* start Excerpted text *

This is the most frustrating GPU problem you'll hit - your GPUs work fine at the OS level but Kubernetes acts like they don't exist. I've debugged this exact bullshit 47 times over the past 3 years. 95% of the time it's the device plugin being completely fucked. The NVIDIA device plugin is literally one pod that can kill your entire $500k GPU infrastructure when it crashes.
How GPU Discovery Actually Works (When It Doesn't Break)
Here's the fragile chain that breaks at least once a week:
- NVIDIA drivers detect GPUs at hardware level (usually fine)
- Device plugin DaemonSet tells kubelet about them (crashes here 80% of the time)
- kubelet registers GPU resources with API server (works if #2 didn't die)
- Scheduler can finally see and allocate GPUs (miracle if you get this far)
Any one piece shits the bed and your $50k GPU node becomes a very expensive CPU-only machine. The device plugin going down for 6 hours while nobody notices? Yeah, that was last fucking Tuesday. Cost us 3 hours of ML training time.
Device Plugin Crashes (And Takes Your GPUs With It)

* end Excerpted text *

Work to complete:
**A.** From the Kubernetes GPU troubleshooting text, set down word for word the passage that begins at the words "This is the" and stops after "level (usually fine)".
**B.** List every step of the GPU discovery chain laid out in the Kubernetes GPU troubleshooting text, in order, without the remarks in parentheses.
**C.** Write what comes next in the Kubernetes GPU troubleshooting text, picking up after its final line.
You won't need the records for this work.

* start Raw data *

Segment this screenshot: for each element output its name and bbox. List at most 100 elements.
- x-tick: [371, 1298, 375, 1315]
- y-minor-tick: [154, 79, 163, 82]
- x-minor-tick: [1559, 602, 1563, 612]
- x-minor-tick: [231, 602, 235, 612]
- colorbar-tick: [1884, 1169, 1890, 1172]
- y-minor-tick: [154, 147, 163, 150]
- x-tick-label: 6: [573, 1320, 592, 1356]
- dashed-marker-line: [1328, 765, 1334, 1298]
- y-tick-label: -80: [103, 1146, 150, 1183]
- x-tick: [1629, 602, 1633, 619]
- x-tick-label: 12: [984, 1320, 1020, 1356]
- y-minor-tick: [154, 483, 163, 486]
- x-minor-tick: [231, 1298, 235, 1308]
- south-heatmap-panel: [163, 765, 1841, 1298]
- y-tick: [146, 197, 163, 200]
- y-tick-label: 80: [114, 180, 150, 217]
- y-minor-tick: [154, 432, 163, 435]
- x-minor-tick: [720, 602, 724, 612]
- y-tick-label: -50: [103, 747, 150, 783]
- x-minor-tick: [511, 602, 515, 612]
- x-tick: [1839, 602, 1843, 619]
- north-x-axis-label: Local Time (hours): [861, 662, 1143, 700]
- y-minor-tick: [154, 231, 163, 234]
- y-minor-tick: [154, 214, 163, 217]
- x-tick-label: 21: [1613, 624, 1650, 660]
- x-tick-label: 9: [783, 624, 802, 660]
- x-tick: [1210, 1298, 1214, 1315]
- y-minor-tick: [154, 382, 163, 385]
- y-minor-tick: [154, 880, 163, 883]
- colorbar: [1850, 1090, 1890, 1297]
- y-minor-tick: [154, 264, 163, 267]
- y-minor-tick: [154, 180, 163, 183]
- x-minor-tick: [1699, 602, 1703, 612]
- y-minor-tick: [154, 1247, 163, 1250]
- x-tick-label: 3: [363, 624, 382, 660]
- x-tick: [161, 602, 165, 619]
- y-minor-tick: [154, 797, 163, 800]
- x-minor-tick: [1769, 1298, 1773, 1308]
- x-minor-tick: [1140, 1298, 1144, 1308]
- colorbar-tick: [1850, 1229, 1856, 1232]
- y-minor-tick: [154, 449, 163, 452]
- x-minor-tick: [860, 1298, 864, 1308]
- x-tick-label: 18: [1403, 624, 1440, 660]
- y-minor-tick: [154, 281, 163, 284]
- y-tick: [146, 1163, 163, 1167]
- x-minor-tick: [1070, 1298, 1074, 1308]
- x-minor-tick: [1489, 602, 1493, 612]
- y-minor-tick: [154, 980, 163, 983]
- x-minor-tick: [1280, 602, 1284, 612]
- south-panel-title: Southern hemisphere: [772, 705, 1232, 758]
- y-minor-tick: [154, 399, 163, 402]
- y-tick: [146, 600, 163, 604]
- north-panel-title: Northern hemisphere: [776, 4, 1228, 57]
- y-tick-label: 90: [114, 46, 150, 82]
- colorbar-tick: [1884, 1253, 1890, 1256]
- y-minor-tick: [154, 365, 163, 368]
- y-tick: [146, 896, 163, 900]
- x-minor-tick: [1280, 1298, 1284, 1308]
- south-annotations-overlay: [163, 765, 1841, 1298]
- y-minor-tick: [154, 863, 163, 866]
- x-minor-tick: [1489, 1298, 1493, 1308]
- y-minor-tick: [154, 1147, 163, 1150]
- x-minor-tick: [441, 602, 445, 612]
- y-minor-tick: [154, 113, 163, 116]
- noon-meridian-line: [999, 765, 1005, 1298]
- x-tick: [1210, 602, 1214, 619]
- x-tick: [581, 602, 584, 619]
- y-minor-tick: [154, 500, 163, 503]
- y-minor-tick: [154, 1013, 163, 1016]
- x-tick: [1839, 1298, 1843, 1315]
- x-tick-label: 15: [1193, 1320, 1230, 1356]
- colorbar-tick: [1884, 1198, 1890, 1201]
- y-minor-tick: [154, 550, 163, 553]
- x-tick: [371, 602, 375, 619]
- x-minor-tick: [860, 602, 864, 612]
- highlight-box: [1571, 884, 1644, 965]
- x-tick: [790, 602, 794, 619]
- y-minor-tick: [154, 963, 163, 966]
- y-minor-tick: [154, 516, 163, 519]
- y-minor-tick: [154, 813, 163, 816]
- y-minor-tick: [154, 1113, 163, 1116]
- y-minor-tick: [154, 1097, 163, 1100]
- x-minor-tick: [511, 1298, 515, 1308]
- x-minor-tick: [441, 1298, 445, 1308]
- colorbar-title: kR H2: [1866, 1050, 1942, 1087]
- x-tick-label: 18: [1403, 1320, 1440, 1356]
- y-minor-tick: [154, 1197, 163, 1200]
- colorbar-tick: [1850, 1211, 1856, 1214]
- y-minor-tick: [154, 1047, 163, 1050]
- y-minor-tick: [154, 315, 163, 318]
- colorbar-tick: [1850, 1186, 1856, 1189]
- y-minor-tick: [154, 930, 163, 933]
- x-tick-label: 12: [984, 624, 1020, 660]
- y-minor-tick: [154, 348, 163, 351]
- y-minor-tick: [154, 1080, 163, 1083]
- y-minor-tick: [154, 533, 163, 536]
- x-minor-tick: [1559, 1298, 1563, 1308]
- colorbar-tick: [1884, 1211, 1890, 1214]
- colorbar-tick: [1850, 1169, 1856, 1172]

* end Raw data *

The answers:
**A.**
This is the most frustrating GPU problem you'll hit - your GPUs work fine at the OS level but Kubernetes acts like they don't exist. I've debugged this exact bullshit 47 times over the past 3 years. 95% of the time it's the device plugin being completely fucked. The NVIDIA device plugin is literally one pod that can kill your entire $500k GPU infrastructure when it crashes.
How GPU Discovery Actually Works (When It Doesn't Break)
Here's the fragile chain that breaks at least once a week:
- NVIDIA drivers detect GPUs at hardware level (usually fine)

**B.**
- NVIDIA drivers detect GPUs at hardware level
- Device plugin DaemonSet tells kubelet about them
- kubelet registers GPU resources with API server
- Scheduler can finally see and allocate GPUs

**C.**
The device plugin is a single point of failure - when it crashes, everything breaks. I've spent 4 hours debugging "insufficient nvidia.com/gpu" only to discover the device plugin had been crashed for 2 days and nobody noticed. Two fucking days of broken GPU allocation because monitoring was shit.
How to tell if your device plugin died and took your GPUs with it:
## Check if Kubernetes can see any GPUs (spoiler: it can't)
kubectl describe nodes | grep nvidia.com/gpu
## Returns nothing or "0" even though nvidia-smi shows GPUs
## Check device plugin pods (probably crashed)
kubectl get pods -n gpu-operator -l app=nvidia-device-plugin-daemonset
## Shows CrashLoopBackOff, ImagePullBackOff, or just straight up missing
Why device plugins actually crash in production:
Driver/CUDA version mismatches - the classic. Everyone deploys the latest device plugin image without checking what CUDA version their nodes actually have. Then wonder why it crashes immediately.
## Check driver version on node (this takes forever)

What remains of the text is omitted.